▶ **Aim**: In the data below, substitute "Count" for "Frequency" and reproduce every line with nothing else changed, omitting the pictures.

▶ **Supplied material**:
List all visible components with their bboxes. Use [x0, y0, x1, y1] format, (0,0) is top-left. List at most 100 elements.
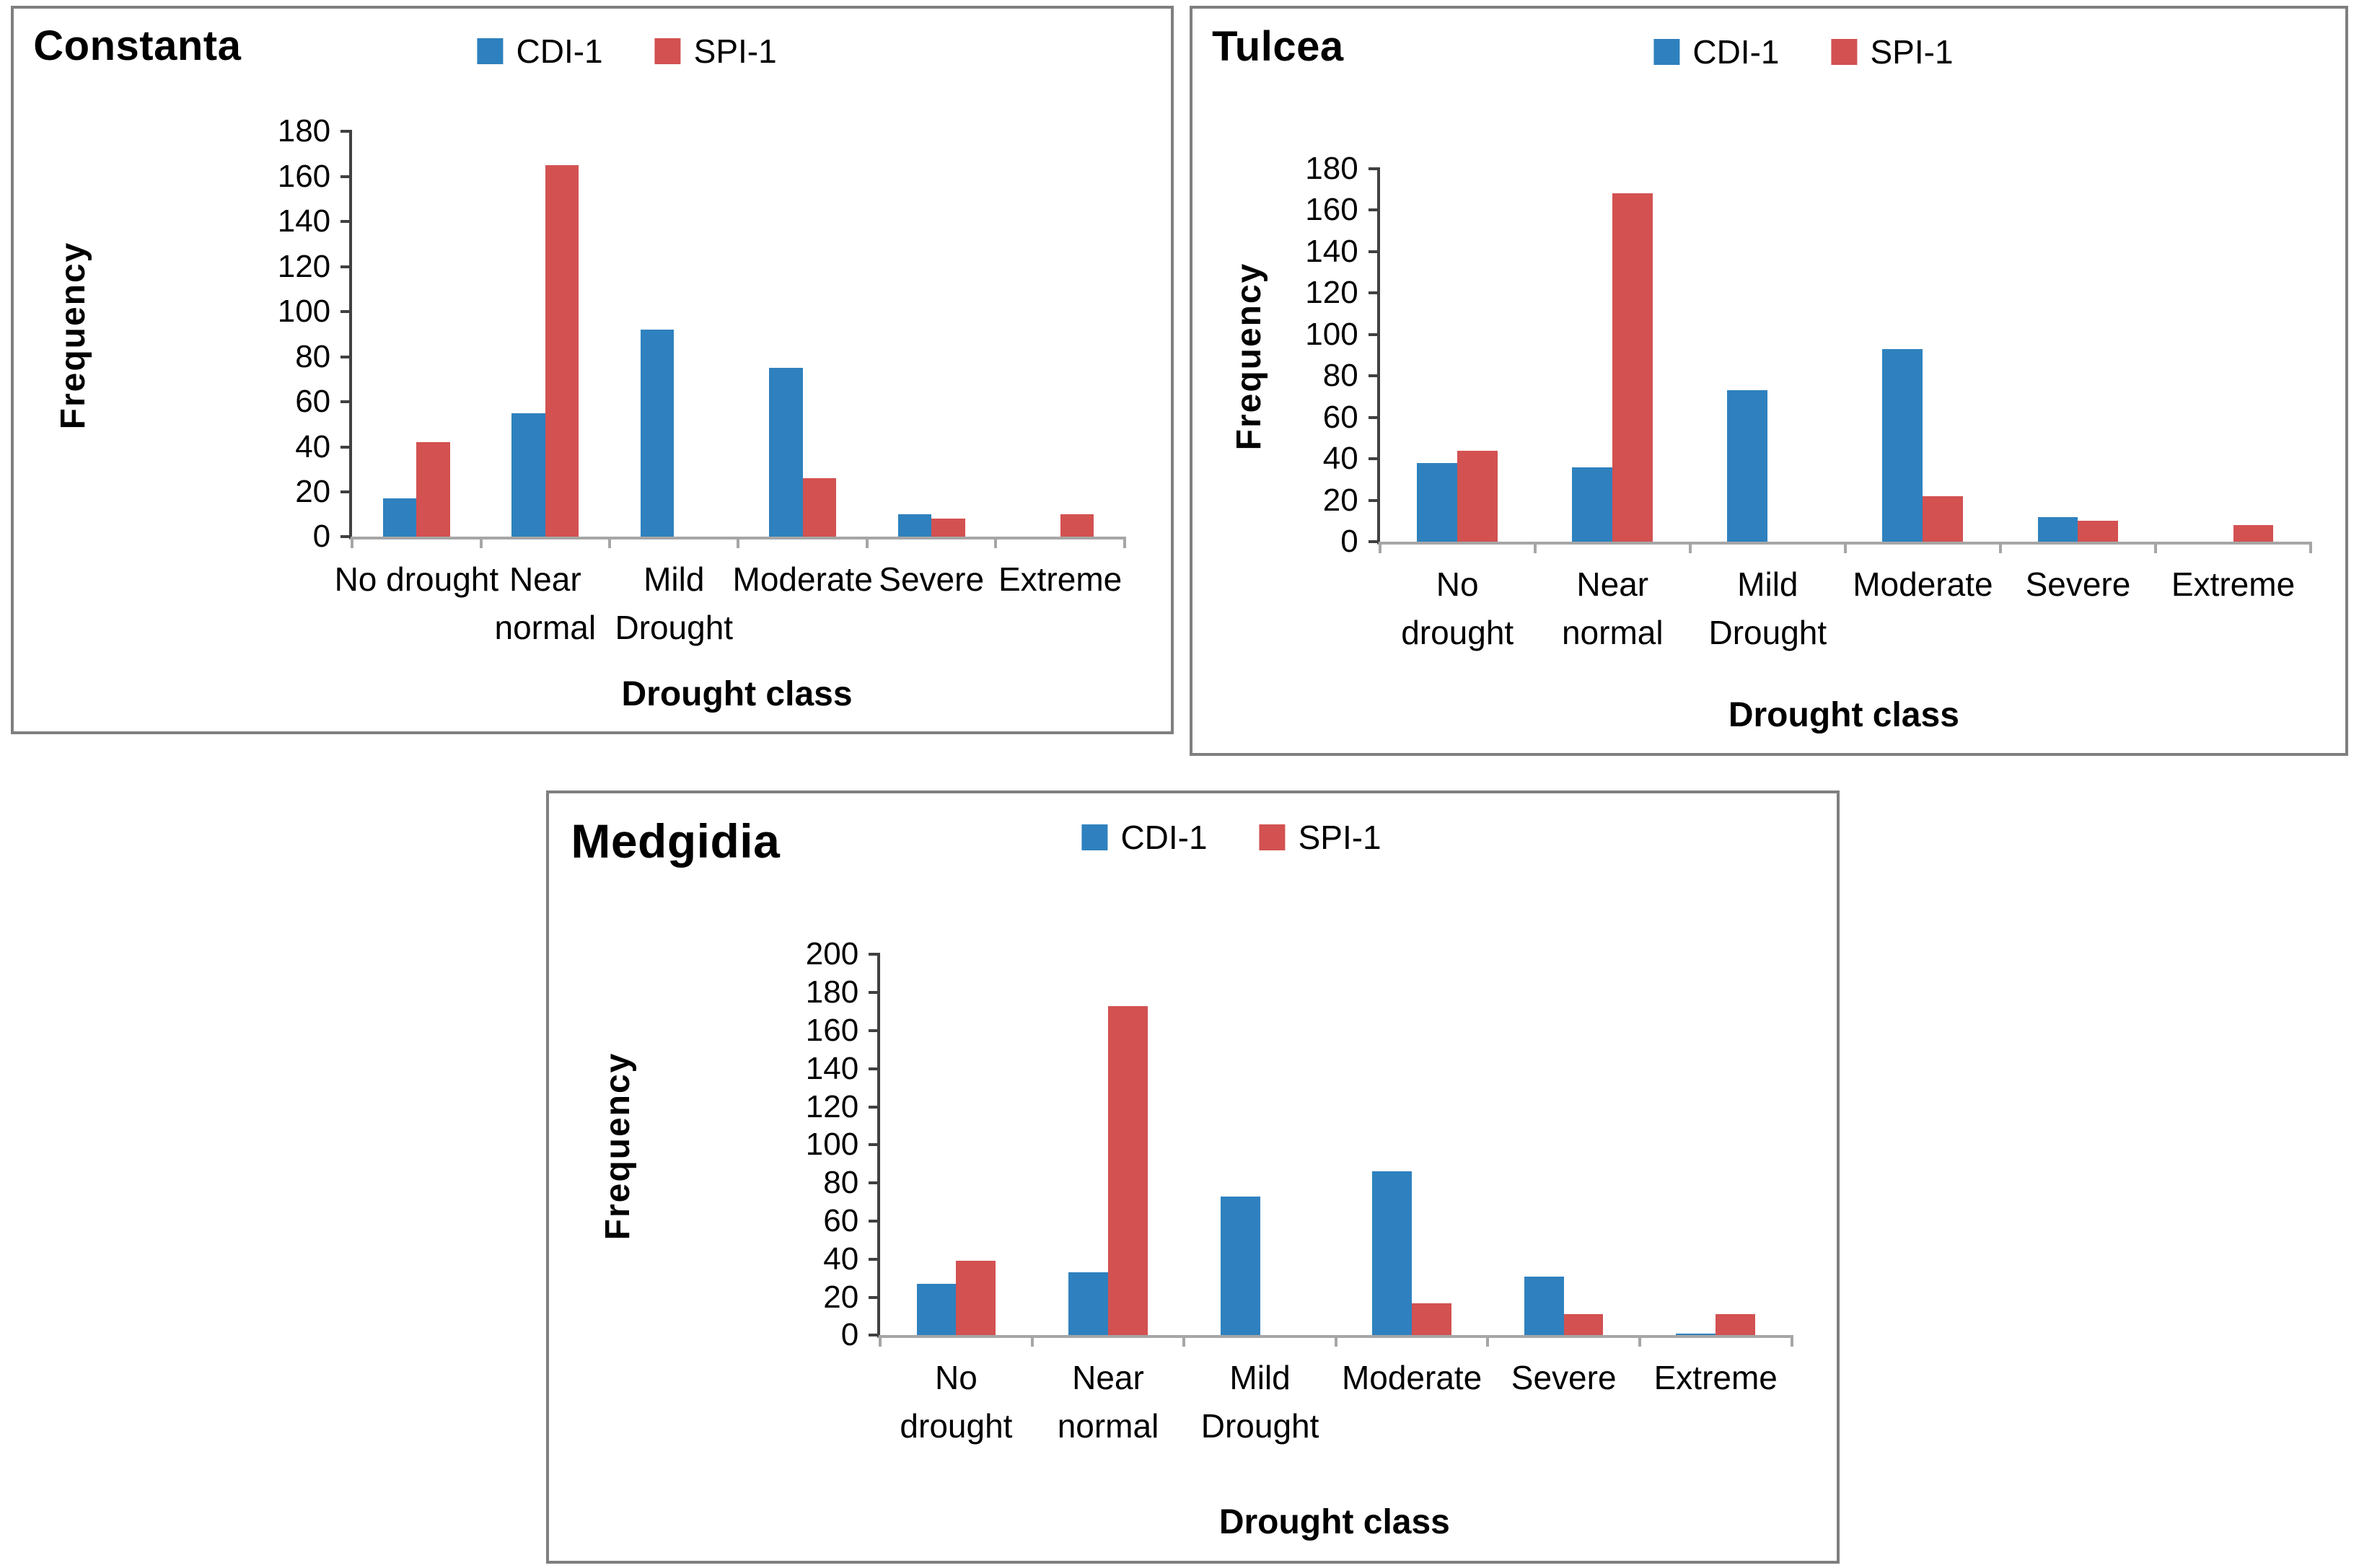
legend-label-spi: SPI-1 — [693, 32, 777, 71]
y-tick-label: 40 — [295, 428, 331, 464]
legend-label-cdi: CDI-1 — [516, 32, 603, 71]
y-tick-label: 0 — [840, 1317, 859, 1353]
category-label: Severe — [1511, 1359, 1617, 1397]
x-tick-mark — [1533, 542, 1537, 554]
y-tick-label: 140 — [1305, 233, 1358, 269]
y-axis-title: Frequency — [53, 242, 92, 430]
y-tick-mark — [341, 220, 353, 224]
bar-spi-1-moderate — [1923, 495, 1964, 542]
legend-item-spi: SPI-1 — [1831, 32, 1954, 71]
y-tick-mark — [341, 535, 353, 539]
bar-cdi-1-mild-drought — [1727, 390, 1768, 542]
y-tick-mark — [341, 130, 353, 133]
y-tick-label: 160 — [1305, 192, 1358, 228]
legend-swatch-spi-icon — [1831, 39, 1858, 66]
bar-spi-1-severe — [1563, 1314, 1604, 1336]
y-tick-mark — [869, 1029, 881, 1033]
y-tick-mark — [869, 1067, 881, 1070]
bar-spi-1-no-drought — [416, 442, 450, 537]
bar-spi-1-extreme — [1716, 1314, 1755, 1336]
x-tick-mark — [479, 537, 483, 549]
x-tick-mark — [1182, 1335, 1186, 1347]
category-label: No drought — [900, 1359, 1013, 1445]
bar-spi-1-moderate — [1412, 1303, 1451, 1336]
chart-legend: CDI-1 SPI-1 — [477, 32, 777, 71]
legend-swatch-cdi-icon — [1653, 39, 1680, 66]
y-tick-mark — [1368, 332, 1380, 336]
y-tick-mark — [1368, 498, 1380, 502]
bar-spi-1-no-drought — [1457, 450, 1498, 542]
y-tick-label: 120 — [1305, 275, 1358, 311]
y-tick-mark — [1368, 374, 1380, 378]
y-tick-mark — [869, 1295, 881, 1299]
y-tick-label: 60 — [1322, 399, 1358, 435]
category-label: Severe — [2025, 565, 2131, 604]
legend-item-cdi: CDI-1 — [1081, 818, 1208, 857]
y-tick-label: 60 — [295, 384, 331, 420]
x-tick-mark — [879, 1335, 882, 1347]
y-tick-mark — [341, 355, 353, 358]
y-tick-label: 80 — [823, 1165, 859, 1201]
legend-item-cdi: CDI-1 — [477, 32, 603, 71]
bar-cdi-1-moderate — [1372, 1171, 1413, 1336]
y-tick-mark — [869, 1181, 881, 1185]
x-tick-mark — [2153, 542, 2157, 554]
x-tick-mark — [865, 537, 869, 549]
bar-spi-1-near-normal — [1108, 1005, 1148, 1336]
bar-spi-1-extreme — [1060, 514, 1094, 537]
bar-cdi-1-mild-drought — [640, 330, 675, 537]
y-tick-mark — [1368, 250, 1380, 253]
bar-cdi-1-near-normal — [1068, 1272, 1108, 1336]
bar-cdi-1-severe — [897, 514, 932, 537]
y-tick-mark — [1368, 457, 1380, 461]
bar-cdi-1-moderate — [1882, 348, 1923, 542]
y-tick-label: 60 — [823, 1203, 859, 1239]
y-tick-mark — [869, 1143, 881, 1147]
x-tick-mark — [1638, 1335, 1641, 1347]
bar-cdi-1-near-normal — [511, 413, 545, 537]
legend-swatch-cdi-icon — [477, 38, 504, 65]
category-label: Moderate — [732, 560, 873, 599]
bar-cdi-1-no-drought — [1417, 462, 1458, 542]
legend-swatch-spi-icon — [654, 38, 681, 65]
chart-title: Tulcea — [1212, 22, 1344, 70]
legend-swatch-cdi-icon — [1081, 824, 1108, 851]
x-tick-mark — [351, 537, 354, 549]
y-tick-label: 200 — [805, 936, 859, 972]
y-tick-label: 20 — [823, 1279, 859, 1315]
y-axis-title: Frequency — [598, 1052, 637, 1241]
bar-spi-1-severe — [2078, 521, 2119, 542]
y-tick-mark — [341, 175, 353, 178]
plot-area: 0 20 40 60 80 100 120 140 160 180 200 No drought Nea… — [806, 938, 1793, 1445]
category-label: No drought — [1401, 565, 1514, 651]
y-tick-mark — [1368, 291, 1380, 295]
x-tick-mark — [1688, 542, 1692, 554]
y-tick-label: 120 — [805, 1088, 859, 1124]
legend-swatch-spi-icon — [1259, 824, 1286, 851]
bar-cdi-1-near-normal — [1572, 467, 1613, 542]
y-tick-mark — [1368, 415, 1380, 419]
x-tick-mark — [1790, 1335, 1793, 1347]
y-tick-label: 180 — [1305, 150, 1358, 186]
chart-panel-constanta: Constanta CDI-1 SPI-1 0 20 40 60 80 100 120 140… — [11, 6, 1174, 734]
legend-label-spi: SPI-1 — [1298, 819, 1381, 857]
chart-title: Medgidia — [571, 814, 781, 868]
category-label: Moderate — [1853, 565, 1993, 604]
x-tick-mark — [1123, 537, 1126, 549]
y-tick-label: 40 — [823, 1241, 859, 1277]
x-tick-mark — [1998, 542, 2002, 554]
category-label: Near normal — [494, 560, 597, 647]
category-label: Mild Drought — [1200, 1359, 1319, 1445]
x-tick-mark — [1334, 1335, 1337, 1347]
legend-item-spi: SPI-1 — [654, 32, 777, 71]
chart-legend: CDI-1 SPI-1 — [1653, 32, 1954, 71]
category-label: Extreme — [2171, 565, 2296, 604]
bar-spi-1-near-normal — [1612, 193, 1653, 542]
x-tick-mark — [2309, 542, 2313, 554]
y-tick-label: 140 — [805, 1050, 859, 1086]
y-tick-mark — [1368, 167, 1380, 170]
category-label: Severe — [879, 560, 985, 599]
category-label: Extreme — [1653, 1359, 1778, 1397]
y-tick-mark — [341, 265, 353, 268]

▶ **Solution to the problem**:
List all visible components with their bboxes. Use [x0, y0, x1, y1] format, (0,0) is top-left. List at most 100 elements.
legend-label-spi: SPI-1 — [693, 32, 777, 71]
y-tick-label: 40 — [295, 428, 331, 464]
legend-label-cdi: CDI-1 — [516, 32, 603, 71]
y-tick-label: 0 — [840, 1317, 859, 1353]
category-label: Severe — [1511, 1359, 1617, 1397]
x-tick-mark — [1533, 542, 1537, 554]
y-tick-label: 140 — [1305, 233, 1358, 269]
y-axis-title: Count — [53, 242, 92, 430]
y-tick-mark — [341, 220, 353, 224]
bar-spi-1-moderate — [1923, 495, 1964, 542]
legend-item-spi: SPI-1 — [1831, 32, 1954, 71]
y-tick-mark — [341, 535, 353, 539]
bar-cdi-1-mild-drought — [1727, 390, 1768, 542]
y-tick-mark — [341, 130, 353, 133]
y-tick-label: 160 — [1305, 192, 1358, 228]
legend-swatch-spi-icon — [1831, 39, 1858, 66]
bar-spi-1-severe — [1563, 1314, 1604, 1336]
y-tick-mark — [869, 1029, 881, 1033]
y-tick-mark — [869, 1067, 881, 1070]
bar-spi-1-no-drought — [416, 442, 450, 537]
bar-spi-1-extreme — [1716, 1314, 1755, 1336]
x-tick-mark — [479, 537, 483, 549]
x-tick-mark — [1182, 1335, 1186, 1347]
category-label: No drought — [900, 1359, 1013, 1445]
bar-spi-1-moderate — [1412, 1303, 1451, 1336]
chart-legend: CDI-1 SPI-1 — [477, 32, 777, 71]
legend-swatch-cdi-icon — [1653, 39, 1680, 66]
y-tick-mark — [1368, 332, 1380, 336]
y-tick-mark — [1368, 498, 1380, 502]
bar-spi-1-no-drought — [1457, 450, 1498, 542]
y-tick-label: 120 — [1305, 275, 1358, 311]
y-tick-mark — [1368, 374, 1380, 378]
y-tick-mark — [869, 1295, 881, 1299]
y-tick-label: 60 — [1322, 399, 1358, 435]
category-label: Severe — [2025, 565, 2131, 604]
legend-item-cdi: CDI-1 — [1081, 818, 1208, 857]
y-tick-label: 60 — [295, 384, 331, 420]
x-tick-mark — [879, 1335, 882, 1347]
y-tick-mark — [341, 355, 353, 358]
y-tick-label: 80 — [823, 1165, 859, 1201]
legend-item-cdi: CDI-1 — [477, 32, 603, 71]
bar-cdi-1-moderate — [1372, 1171, 1413, 1336]
y-tick-mark — [869, 1181, 881, 1185]
x-tick-mark — [2153, 542, 2157, 554]
x-tick-mark — [865, 537, 869, 549]
bar-spi-1-near-normal — [1108, 1005, 1148, 1336]
bar-spi-1-extreme — [1060, 514, 1094, 537]
bar-cdi-1-mild-drought — [640, 330, 675, 537]
y-tick-mark — [1368, 250, 1380, 253]
bar-cdi-1-near-normal — [1068, 1272, 1108, 1336]
bar-cdi-1-severe — [897, 514, 932, 537]
y-tick-mark — [1368, 457, 1380, 461]
bar-cdi-1-moderate — [1882, 348, 1923, 542]
y-tick-label: 60 — [823, 1203, 859, 1239]
y-tick-mark — [869, 1143, 881, 1147]
x-tick-mark — [1638, 1335, 1641, 1347]
bar-cdi-1-near-normal — [511, 413, 545, 537]
legend-swatch-cdi-icon — [477, 38, 504, 65]
category-label: Moderate — [732, 560, 873, 599]
bar-cdi-1-no-drought — [1417, 462, 1458, 542]
legend-swatch-spi-icon — [654, 38, 681, 65]
chart-title: Tulcea — [1212, 22, 1344, 70]
legend-swatch-cdi-icon — [1081, 824, 1108, 851]
x-tick-mark — [351, 537, 354, 549]
y-tick-label: 200 — [805, 936, 859, 972]
y-tick-label: 20 — [823, 1279, 859, 1315]
y-axis-title: Count — [598, 1052, 637, 1241]
bar-spi-1-severe — [2078, 521, 2119, 542]
y-tick-mark — [341, 175, 353, 178]
plot-area: 0 20 40 60 80 100 120 140 160 180 200 No drought Nea… — [806, 938, 1793, 1445]
category-label: No drought — [1401, 565, 1514, 651]
y-tick-mark — [1368, 291, 1380, 295]
x-tick-mark — [1688, 542, 1692, 554]
y-tick-label: 120 — [805, 1088, 859, 1124]
legend-swatch-spi-icon — [1259, 824, 1286, 851]
bar-cdi-1-near-normal — [1572, 467, 1613, 542]
y-tick-mark — [1368, 415, 1380, 419]
x-tick-mark — [1790, 1335, 1793, 1347]
y-tick-label: 180 — [1305, 150, 1358, 186]
chart-panel-constanta: Constanta CDI-1 SPI-1 0 20 40 60 80 100 120 140… — [11, 6, 1174, 734]
legend-label-spi: SPI-1 — [1298, 819, 1381, 857]
chart-title: Medgidia — [571, 814, 781, 868]
category-label: Moderate — [1853, 565, 1993, 604]
x-tick-mark — [1123, 537, 1126, 549]
y-tick-label: 40 — [823, 1241, 859, 1277]
x-tick-mark — [1998, 542, 2002, 554]
category-label: Near normal — [494, 560, 597, 647]
category-label: Mild Drought — [1200, 1359, 1319, 1445]
x-tick-mark — [1334, 1335, 1337, 1347]
legend-item-spi: SPI-1 — [654, 32, 777, 71]
chart-legend: CDI-1 SPI-1 — [1653, 32, 1954, 71]
category-label: Extreme — [2171, 565, 2296, 604]
bar-spi-1-near-normal — [1612, 193, 1653, 542]
x-tick-mark — [2309, 542, 2313, 554]
y-tick-label: 140 — [805, 1050, 859, 1086]
y-tick-mark — [1368, 167, 1380, 170]
category-label: Severe — [879, 560, 985, 599]
category-label: Extreme — [1653, 1359, 1778, 1397]
y-tick-mark — [341, 265, 353, 268]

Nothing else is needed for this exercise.